Extracts from a graphics dataset:
········
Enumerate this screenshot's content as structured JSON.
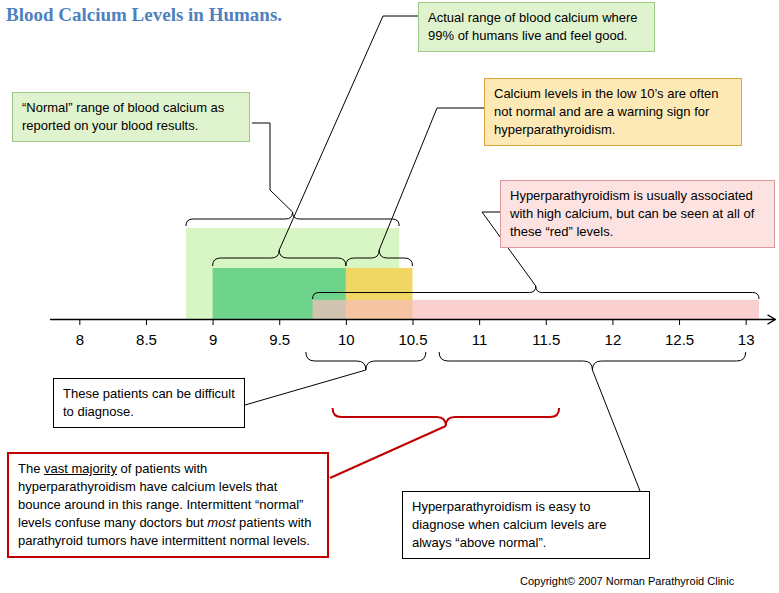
{
  "chart_data": {
    "type": "range",
    "title": "Blood Calcium Levels in Humans.",
    "xlim": [
      7.78,
      13.22
    ],
    "xticks": [
      8,
      8.5,
      9,
      9.5,
      10,
      10.5,
      11,
      11.5,
      12,
      12.5,
      13
    ],
    "tick_labels": "x",
    "bands": [
      {
        "from": 8.8,
        "to": 10.4,
        "color": "#d8f5c4"
      },
      {
        "from": 9,
        "to": 10,
        "color": "#6ed48c"
      },
      {
        "from": 10,
        "to": 10.5,
        "color": "#f0d662"
      },
      {
        "from": 9.75,
        "to": 13.1,
        "color": "#f7bcbc"
      }
    ],
    "annotations": [
      {
        "text": "“Normal” range of blood calcium as reported on your blood results.",
        "range": [
          8.8,
          10.4
        ]
      },
      {
        "text": "Actual range of blood calcium where 99% of humans live and feel good.",
        "range": [
          9,
          10
        ]
      },
      {
        "text": "Calcium levels in the low 10’s are often not normal and are a warning sign for hyperparathyroidism.",
        "range": [
          10,
          10.5
        ]
      },
      {
        "text": "Hyperparathyroidism is usually associated with high calcium, but can be seen at all of these “red” levels.",
        "range": [
          9.75,
          13.1
        ]
      },
      {
        "text": "These patients can be difficult to diagnose.",
        "range": [
          9.7,
          10.6
        ]
      },
      {
        "text": "Hyperparathyroidism is easy to diagnose when calcium levels are always “above normal”.",
        "range": [
          10.7,
          13
        ]
      },
      {
        "text": "The vast majority of patients with hyperparathyroidism have calcium levels that bounce around in this range. Intermittent “normal” levels confuse many doctors but most patients with parathyroid tumors have intermittent normal levels.",
        "range": [
          9.9,
          11.6
        ],
        "emphasis": {
          "underline": "vast majority",
          "italic": "most"
        }
      }
    ],
    "copyright": "Copyright© 2007 Norman Parathyroid Clinic"
  }
}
········
> **REQUIRED ACTION**
In the records above, find each line that mentions the word "diagnose", and copy it.

> **RESULT OF THIS EXERCISE**
        "text": "These patients can be difficult to diagnose.",
        "text": "Hyperparathyroidism is easy to diagnose when calcium levels are always “above normal”.",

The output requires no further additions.